Task to carry out
Report every line in the listing below where the string "category" shows up.

Figure record extracts
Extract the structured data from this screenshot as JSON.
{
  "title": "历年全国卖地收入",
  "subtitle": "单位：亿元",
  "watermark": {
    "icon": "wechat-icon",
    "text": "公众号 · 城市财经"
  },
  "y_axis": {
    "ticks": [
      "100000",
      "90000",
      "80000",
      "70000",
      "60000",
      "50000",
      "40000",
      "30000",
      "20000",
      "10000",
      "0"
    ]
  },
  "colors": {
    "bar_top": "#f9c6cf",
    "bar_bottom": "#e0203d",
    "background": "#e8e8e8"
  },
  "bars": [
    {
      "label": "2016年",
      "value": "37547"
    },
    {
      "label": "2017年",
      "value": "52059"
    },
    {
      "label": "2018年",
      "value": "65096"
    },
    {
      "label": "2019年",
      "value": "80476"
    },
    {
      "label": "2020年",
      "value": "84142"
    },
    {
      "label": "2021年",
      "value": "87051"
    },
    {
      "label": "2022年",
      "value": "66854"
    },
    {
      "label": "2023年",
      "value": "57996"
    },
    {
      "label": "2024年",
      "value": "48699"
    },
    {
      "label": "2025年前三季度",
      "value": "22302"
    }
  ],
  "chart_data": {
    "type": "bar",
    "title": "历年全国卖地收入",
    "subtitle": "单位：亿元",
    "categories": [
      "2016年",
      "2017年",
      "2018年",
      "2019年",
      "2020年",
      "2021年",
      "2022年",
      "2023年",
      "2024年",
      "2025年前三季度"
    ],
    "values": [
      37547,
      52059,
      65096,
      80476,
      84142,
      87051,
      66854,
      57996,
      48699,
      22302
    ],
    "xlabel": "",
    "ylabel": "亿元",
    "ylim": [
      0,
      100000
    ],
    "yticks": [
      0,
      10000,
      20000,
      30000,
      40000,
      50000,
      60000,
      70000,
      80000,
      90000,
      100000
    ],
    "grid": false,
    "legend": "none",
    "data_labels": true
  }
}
...
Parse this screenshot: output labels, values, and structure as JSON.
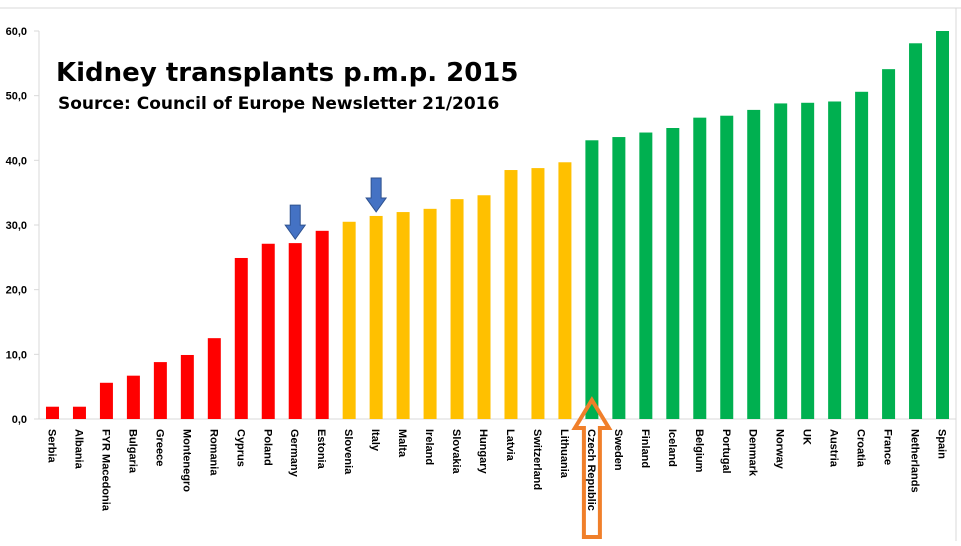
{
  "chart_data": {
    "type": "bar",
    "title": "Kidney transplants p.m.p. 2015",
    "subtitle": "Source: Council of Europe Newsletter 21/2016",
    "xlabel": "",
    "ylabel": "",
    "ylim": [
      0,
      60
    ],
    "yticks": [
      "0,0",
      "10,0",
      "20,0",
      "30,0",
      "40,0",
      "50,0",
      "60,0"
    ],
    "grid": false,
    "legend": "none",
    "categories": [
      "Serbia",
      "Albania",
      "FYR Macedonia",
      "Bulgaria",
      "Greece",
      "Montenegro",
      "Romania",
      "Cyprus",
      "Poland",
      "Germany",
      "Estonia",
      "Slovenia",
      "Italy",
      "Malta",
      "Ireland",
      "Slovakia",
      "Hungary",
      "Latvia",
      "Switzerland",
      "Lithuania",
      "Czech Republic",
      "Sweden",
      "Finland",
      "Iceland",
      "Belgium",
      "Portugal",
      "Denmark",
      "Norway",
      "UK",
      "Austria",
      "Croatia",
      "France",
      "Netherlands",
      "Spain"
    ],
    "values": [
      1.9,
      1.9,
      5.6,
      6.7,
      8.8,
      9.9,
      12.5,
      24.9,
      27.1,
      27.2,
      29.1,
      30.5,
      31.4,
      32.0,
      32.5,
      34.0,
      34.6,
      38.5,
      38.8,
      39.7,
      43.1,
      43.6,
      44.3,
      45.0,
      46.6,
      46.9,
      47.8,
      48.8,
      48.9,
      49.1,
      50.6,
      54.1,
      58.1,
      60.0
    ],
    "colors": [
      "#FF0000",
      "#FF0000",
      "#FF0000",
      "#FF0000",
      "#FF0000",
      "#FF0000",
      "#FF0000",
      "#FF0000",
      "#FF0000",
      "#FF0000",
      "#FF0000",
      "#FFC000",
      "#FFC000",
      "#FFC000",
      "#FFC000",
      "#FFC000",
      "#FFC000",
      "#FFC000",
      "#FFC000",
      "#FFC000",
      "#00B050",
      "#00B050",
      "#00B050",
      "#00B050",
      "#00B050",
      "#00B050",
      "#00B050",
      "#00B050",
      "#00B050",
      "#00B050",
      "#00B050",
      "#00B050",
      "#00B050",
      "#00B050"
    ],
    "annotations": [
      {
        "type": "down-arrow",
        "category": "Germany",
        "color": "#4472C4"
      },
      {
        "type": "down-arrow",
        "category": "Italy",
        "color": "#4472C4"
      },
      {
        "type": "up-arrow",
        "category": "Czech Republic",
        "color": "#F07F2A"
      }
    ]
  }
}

Answer in full
        "category": "Germany",
        "category": "Italy",
        "category": "Czech Republic",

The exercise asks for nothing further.